(Stored items)
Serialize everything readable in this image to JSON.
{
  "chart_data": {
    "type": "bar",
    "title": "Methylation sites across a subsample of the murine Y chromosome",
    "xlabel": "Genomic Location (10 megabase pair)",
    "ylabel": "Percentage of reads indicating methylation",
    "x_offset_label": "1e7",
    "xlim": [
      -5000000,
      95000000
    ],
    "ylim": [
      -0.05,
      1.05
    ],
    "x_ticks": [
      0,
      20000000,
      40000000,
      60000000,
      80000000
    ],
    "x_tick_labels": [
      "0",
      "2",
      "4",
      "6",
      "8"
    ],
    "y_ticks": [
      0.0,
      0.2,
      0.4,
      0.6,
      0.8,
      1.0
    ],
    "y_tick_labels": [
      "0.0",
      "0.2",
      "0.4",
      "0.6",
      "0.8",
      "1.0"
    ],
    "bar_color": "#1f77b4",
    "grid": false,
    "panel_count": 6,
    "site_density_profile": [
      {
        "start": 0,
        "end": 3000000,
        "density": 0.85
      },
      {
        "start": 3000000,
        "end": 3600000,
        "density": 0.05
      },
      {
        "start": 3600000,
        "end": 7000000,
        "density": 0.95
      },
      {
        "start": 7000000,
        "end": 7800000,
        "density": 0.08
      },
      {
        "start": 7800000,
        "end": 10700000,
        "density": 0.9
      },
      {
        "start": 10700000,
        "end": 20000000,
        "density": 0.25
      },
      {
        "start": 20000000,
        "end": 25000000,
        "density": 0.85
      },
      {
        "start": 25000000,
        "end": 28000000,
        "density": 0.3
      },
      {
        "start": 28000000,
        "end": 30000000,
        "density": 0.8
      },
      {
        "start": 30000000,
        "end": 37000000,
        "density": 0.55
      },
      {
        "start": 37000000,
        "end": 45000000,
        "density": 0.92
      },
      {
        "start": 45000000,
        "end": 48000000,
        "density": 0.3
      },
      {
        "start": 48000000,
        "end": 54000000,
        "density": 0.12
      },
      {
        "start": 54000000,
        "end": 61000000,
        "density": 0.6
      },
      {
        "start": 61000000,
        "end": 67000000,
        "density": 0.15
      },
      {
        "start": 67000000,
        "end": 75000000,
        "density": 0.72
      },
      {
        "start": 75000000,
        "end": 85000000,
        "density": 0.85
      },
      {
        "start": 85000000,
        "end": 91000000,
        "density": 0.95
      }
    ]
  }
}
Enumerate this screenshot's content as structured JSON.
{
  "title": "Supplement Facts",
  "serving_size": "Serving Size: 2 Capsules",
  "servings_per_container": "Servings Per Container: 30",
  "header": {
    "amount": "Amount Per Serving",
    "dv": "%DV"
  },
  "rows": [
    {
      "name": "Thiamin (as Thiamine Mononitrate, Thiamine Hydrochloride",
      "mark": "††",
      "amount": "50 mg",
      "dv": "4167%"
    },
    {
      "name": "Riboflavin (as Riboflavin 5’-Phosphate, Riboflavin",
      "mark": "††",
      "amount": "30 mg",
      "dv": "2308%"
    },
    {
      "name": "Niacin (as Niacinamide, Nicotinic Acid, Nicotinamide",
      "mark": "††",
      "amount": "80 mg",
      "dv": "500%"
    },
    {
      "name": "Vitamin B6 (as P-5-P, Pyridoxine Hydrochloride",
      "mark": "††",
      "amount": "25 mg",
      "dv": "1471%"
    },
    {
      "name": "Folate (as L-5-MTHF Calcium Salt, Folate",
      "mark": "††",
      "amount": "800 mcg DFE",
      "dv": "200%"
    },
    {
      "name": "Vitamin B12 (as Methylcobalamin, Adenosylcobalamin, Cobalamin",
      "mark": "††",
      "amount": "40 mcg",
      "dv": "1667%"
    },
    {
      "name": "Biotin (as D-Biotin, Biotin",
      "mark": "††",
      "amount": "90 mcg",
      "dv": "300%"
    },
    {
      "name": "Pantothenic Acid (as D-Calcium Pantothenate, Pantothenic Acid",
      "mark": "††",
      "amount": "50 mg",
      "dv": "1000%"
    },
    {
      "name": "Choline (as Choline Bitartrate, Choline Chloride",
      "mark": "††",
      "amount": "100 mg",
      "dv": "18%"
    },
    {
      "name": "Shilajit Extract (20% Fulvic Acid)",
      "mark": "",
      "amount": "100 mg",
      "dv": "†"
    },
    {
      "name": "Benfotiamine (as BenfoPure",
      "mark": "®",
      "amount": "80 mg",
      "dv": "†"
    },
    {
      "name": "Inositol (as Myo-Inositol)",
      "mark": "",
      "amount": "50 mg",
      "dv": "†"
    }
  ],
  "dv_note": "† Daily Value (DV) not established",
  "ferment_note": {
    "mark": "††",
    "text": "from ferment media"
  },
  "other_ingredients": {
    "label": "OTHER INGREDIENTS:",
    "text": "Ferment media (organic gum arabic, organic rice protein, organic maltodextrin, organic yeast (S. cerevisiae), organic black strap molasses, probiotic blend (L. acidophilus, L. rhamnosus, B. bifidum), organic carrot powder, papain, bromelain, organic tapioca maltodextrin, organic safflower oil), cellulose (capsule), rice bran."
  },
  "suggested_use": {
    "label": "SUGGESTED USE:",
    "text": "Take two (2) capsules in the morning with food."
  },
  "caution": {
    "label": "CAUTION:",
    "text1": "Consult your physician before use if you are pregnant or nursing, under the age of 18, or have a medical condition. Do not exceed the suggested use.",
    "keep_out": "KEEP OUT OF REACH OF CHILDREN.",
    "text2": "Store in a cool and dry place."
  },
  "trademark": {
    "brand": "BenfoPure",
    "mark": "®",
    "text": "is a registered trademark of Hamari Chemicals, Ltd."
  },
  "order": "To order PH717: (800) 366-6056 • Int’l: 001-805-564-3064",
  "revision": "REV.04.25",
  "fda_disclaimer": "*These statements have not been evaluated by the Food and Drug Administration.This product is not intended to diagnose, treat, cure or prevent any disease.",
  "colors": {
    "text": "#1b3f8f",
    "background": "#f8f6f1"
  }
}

Exercise description: Reproduce the data shown above in its entirety, keeping each word as it is.

Solution for this task:
Serialize everything readable in this image to JSON.
{
  "chart_data": {
    "type": "bar",
    "title": "Methylation sites across a subsample of the murine Y chromosome",
    "xlabel": "Genomic Location (10 megabase pair)",
    "ylabel": "Percentage of reads indicating methylation",
    "x_offset_label": "1e7",
    "xlim": [
      -5000000,
      95000000
    ],
    "ylim": [
      -0.05,
      1.05
    ],
    "x_ticks": [
      0,
      20000000,
      40000000,
      60000000,
      80000000
    ],
    "x_tick_labels": [
      "0",
      "2",
      "4",
      "6",
      "8"
    ],
    "y_ticks": [
      0.0,
      0.2,
      0.4,
      0.6,
      0.8,
      1.0
    ],
    "y_tick_labels": [
      "0.0",
      "0.2",
      "0.4",
      "0.6",
      "0.8",
      "1.0"
    ],
    "bar_color": "#1f77b4",
    "grid": false,
    "panel_count": 6,
    "site_density_profile": [
      {
        "start": 0,
        "end": 3000000,
        "density": 0.85
      },
      {
        "start": 3000000,
        "end": 3600000,
        "density": 0.05
      },
      {
        "start": 3600000,
        "end": 7000000,
        "density": 0.95
      },
      {
        "start": 7000000,
        "end": 7800000,
        "density": 0.08
      },
      {
        "start": 7800000,
        "end": 10700000,
        "density": 0.9
      },
      {
        "start": 10700000,
        "end": 20000000,
        "density": 0.25
      },
      {
        "start": 20000000,
        "end": 25000000,
        "density": 0.85
      },
      {
        "start": 25000000,
        "end": 28000000,
        "density": 0.3
      },
      {
        "start": 28000000,
        "end": 30000000,
        "density": 0.8
      },
      {
        "start": 30000000,
        "end": 37000000,
        "density": 0.55
      },
      {
        "start": 37000000,
        "end": 45000000,
        "density": 0.92
      },
      {
        "start": 45000000,
        "end": 48000000,
        "density": 0.3
      },
      {
        "start": 48000000,
        "end": 54000000,
        "density": 0.12
      },
      {
        "start": 54000000,
        "end": 61000000,
        "density": 0.6
      },
      {
        "start": 61000000,
        "end": 67000000,
        "density": 0.15
      },
      {
        "start": 67000000,
        "end": 75000000,
        "density": 0.72
      },
      {
        "start": 75000000,
        "end": 85000000,
        "density": 0.85
      },
      {
        "start": 85000000,
        "end": 91000000,
        "density": 0.95
      }
    ]
  }
}
Enumerate this screenshot's content as structured JSON.
{
  "title": "Supplement Facts",
  "serving_size": "Serving Size: 2 Capsules",
  "servings_per_container": "Servings Per Container: 30",
  "header": {
    "amount": "Amount Per Serving",
    "dv": "%DV"
  },
  "rows": [
    {
      "name": "Thiamin (as Thiamine Mononitrate, Thiamine Hydrochloride",
      "mark": "††",
      "amount": "50 mg",
      "dv": "4167%"
    },
    {
      "name": "Riboflavin (as Riboflavin 5’-Phosphate, Riboflavin",
      "mark": "††",
      "amount": "30 mg",
      "dv": "2308%"
    },
    {
      "name": "Niacin (as Niacinamide, Nicotinic Acid, Nicotinamide",
      "mark": "††",
      "amount": "80 mg",
      "dv": "500%"
    },
    {
      "name": "Vitamin B6 (as P-5-P, Pyridoxine Hydrochloride",
      "mark": "††",
      "amount": "25 mg",
      "dv": "1471%"
    },
    {
      "name": "Folate (as L-5-MTHF Calcium Salt, Folate",
      "mark": "††",
      "amount": "800 mcg DFE",
      "dv": "200%"
    },
    {
      "name": "Vitamin B12 (as Methylcobalamin, Adenosylcobalamin, Cobalamin",
      "mark": "††",
      "amount": "40 mcg",
      "dv": "1667%"
    },
    {
      "name": "Biotin (as D-Biotin, Biotin",
      "mark": "††",
      "amount": "90 mcg",
      "dv": "300%"
    },
    {
      "name": "Pantothenic Acid (as D-Calcium Pantothenate, Pantothenic Acid",
      "mark": "††",
      "amount": "50 mg",
      "dv": "1000%"
    },
    {
      "name": "Choline (as Choline Bitartrate, Choline Chloride",
      "mark": "††",
      "amount": "100 mg",
      "dv": "18%"
    },
    {
      "name": "Shilajit Extract (20% Fulvic Acid)",
      "mark": "",
      "amount": "100 mg",
      "dv": "†"
    },
    {
      "name": "Benfotiamine (as BenfoPure",
      "mark": "®",
      "amount": "80 mg",
      "dv": "†"
    },
    {
      "name": "Inositol (as Myo-Inositol)",
      "mark": "",
      "amount": "50 mg",
      "dv": "†"
    }
  ],
  "dv_note": "† Daily Value (DV) not established",
  "ferment_note": {
    "mark": "††",
    "text": "from ferment media"
  },
  "other_ingredients": {
    "label": "OTHER INGREDIENTS:",
    "text": "Ferment media (organic gum arabic, organic rice protein, organic maltodextrin, organic yeast (S. cerevisiae), organic black strap molasses, probiotic blend (L. acidophilus, L. rhamnosus, B. bifidum), organic carrot powder, papain, bromelain, organic tapioca maltodextrin, organic safflower oil), cellulose (capsule), rice bran."
  },
  "suggested_use": {
    "label": "SUGGESTED USE:",
    "text": "Take two (2) capsules in the morning with food."
  },
  "caution": {
    "label": "CAUTION:",
    "text1": "Consult your physician before use if you are pregnant or nursing, under the age of 18, or have a medical condition. Do not exceed the suggested use.",
    "keep_out": "KEEP OUT OF REACH OF CHILDREN.",
    "text2": "Store in a cool and dry place."
  },
  "trademark": {
    "brand": "BenfoPure",
    "mark": "®",
    "text": "is a registered trademark of Hamari Chemicals, Ltd."
  },
  "order": "To order PH717: (800) 366-6056 • Int’l: 001-805-564-3064",
  "revision": "REV.04.25",
  "fda_disclaimer": "*These statements have not been evaluated by the Food and Drug Administration.This product is not intended to diagnose, treat, cure or prevent any disease.",
  "colors": {
    "text": "#1b3f8f",
    "background": "#f8f6f1"
  }
}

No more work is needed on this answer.